Set tasks:
1/ According to the game news text, how many turns of the Grand Campaign are in the Pride of Nations demo?
2/ Reproduce the part of the game news text that begins at the words "The demo includes" and stops after "to purchase post-release.".

Supplied text:
————————
The Magicka Nippon DLC, created by Arrowhead Games, contains everything a wizard could need to honor their Far-East friends in a time of need. Available now via all major digital download portals for $ 0.99."



Paradox has also released a free demo for the upcoming Pride Of Nations game-you can get it HERE. We'll be reviewing this game in-depth in a couple of weeks-as we stated earlier in the thread, you can play as 1850's Japan, bridging the gap from the Shogunate of the Bakumatsu through the Meiji and into the Taisho era. There are also seven more nations you can play as. Here's the video walkthrough for Pride Of Nations-the game will be available at Gamersgate and Steam June 7th. The press release:

"Paradox Interactive and AGEOD have today released a playable demo for their turn-based historical strategy game set in the colonial era of the 19th century, Pride of Nations, as well as details of free downloadable content for anyone that pre-orders the game prior to its PC release on June 7th.

The demo includes five tutorial levels for players to familiarize themselves with the game, along with 12 turns of the Grand Campaign.

As a reward for anyone that pre-orders Pride of Nations on June 7th, the first DLC content will be given away completely free of charge. Set during the Spanish-American War of 1898, this brand new epic scenario covers the 10 months of the ’Splendid Little War’ fought between the USA and Spain. This is a fast paced scenario where the player playing as America bears the pressure of having to achieve total victory in the same time-frame as was achieved in reality, mastering naval operations as well as lightning fast land maneuvers. The Spanish-American War DLC will also be available to purchase post-release.
————————
Data entries:
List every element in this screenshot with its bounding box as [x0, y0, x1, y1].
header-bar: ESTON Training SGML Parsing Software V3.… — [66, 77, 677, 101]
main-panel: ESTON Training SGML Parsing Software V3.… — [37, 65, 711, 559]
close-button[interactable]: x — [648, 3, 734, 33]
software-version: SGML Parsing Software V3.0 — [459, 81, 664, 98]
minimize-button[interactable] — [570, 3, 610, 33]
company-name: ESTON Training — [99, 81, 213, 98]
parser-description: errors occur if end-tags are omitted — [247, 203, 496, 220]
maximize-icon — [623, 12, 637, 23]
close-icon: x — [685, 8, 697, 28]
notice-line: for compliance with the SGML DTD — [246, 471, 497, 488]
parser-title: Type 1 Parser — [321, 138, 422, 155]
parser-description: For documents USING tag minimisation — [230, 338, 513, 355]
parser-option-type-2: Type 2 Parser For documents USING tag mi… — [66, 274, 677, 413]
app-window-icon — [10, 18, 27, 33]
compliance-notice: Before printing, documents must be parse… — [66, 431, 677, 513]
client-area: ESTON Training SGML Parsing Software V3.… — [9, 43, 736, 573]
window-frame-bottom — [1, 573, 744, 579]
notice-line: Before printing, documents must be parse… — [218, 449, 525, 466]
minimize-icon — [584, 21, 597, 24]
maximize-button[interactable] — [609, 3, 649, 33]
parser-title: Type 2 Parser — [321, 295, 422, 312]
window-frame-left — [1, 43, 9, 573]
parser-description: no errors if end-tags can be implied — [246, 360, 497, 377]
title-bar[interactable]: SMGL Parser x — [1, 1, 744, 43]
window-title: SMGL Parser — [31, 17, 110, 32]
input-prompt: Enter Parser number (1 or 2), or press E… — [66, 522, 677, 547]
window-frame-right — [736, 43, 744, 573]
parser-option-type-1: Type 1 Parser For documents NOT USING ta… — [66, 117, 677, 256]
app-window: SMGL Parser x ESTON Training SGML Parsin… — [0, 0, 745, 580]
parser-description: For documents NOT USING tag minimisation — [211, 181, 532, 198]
————————
List of solutions:
1/ 12 turns

2/
The demo includes five tutorial levels for players to familiarize themselves with the game, along with 12 turns of the Grand Campaign.

As a reward for anyone that pre-orders Pride of Nations on June 7th, the first DLC content will be given away completely free of charge. Set during the Spanish-American War of 1898, this brand new epic scenario covers the 10 months of the ’Splendid Little War’ fought between the USA and Spain. This is a fast paced scenario where the player playing as America bears the pressure of having to achieve total victory in the same time-frame as was achieved in reality, mastering naval operations as well as lightning fast land maneuvers. The Spanish-American War DLC will also be available to purchase post-release.